-- Start Data section --

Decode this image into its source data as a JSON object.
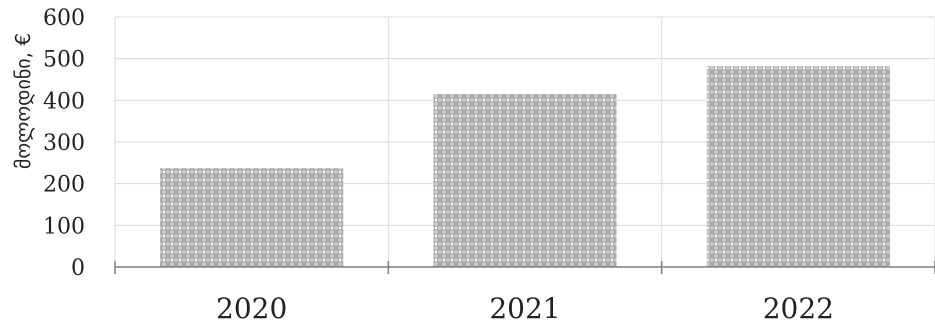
{
  "chart_data": {
    "type": "bar",
    "title": "",
    "xlabel": "",
    "ylabel": "მოლოდინი, €",
    "categories": [
      "2020",
      "2021",
      "2022"
    ],
    "values": [
      237,
      415,
      482
    ],
    "ylim": [
      0,
      600
    ],
    "yticks": [
      0,
      100,
      200,
      300,
      400,
      500,
      600
    ],
    "grid": true,
    "bar_color": "#c8c8c8",
    "pattern_color": "#9a9a9a",
    "gridline_color": "#d9d9d9",
    "axis_color": "#7f7f7f"
  }
}
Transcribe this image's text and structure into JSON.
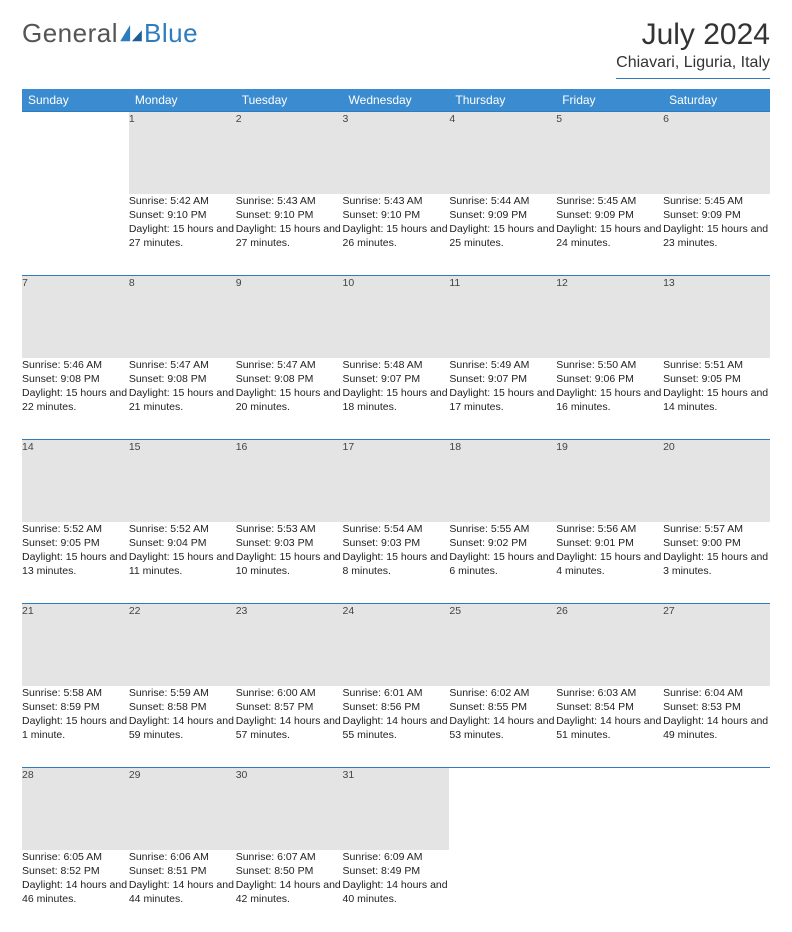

-- End Data section --

→ Exercise instructions
The listing above must be printed again exactly, minus its pictures.

→ Result of the task
Decode this image into its source data as a JSON object.
{
  "chart_data": {
    "type": "bar",
    "title": "",
    "xlabel": "",
    "ylabel": "მოლოდინი, €",
    "categories": [
      "2020",
      "2021",
      "2022"
    ],
    "values": [
      237,
      415,
      482
    ],
    "ylim": [
      0,
      600
    ],
    "yticks": [
      0,
      100,
      200,
      300,
      400,
      500,
      600
    ],
    "grid": true,
    "bar_color": "#c8c8c8",
    "pattern_color": "#9a9a9a",
    "gridline_color": "#d9d9d9",
    "axis_color": "#7f7f7f"
  }
}
Transcribe this image's text and structure into JSON.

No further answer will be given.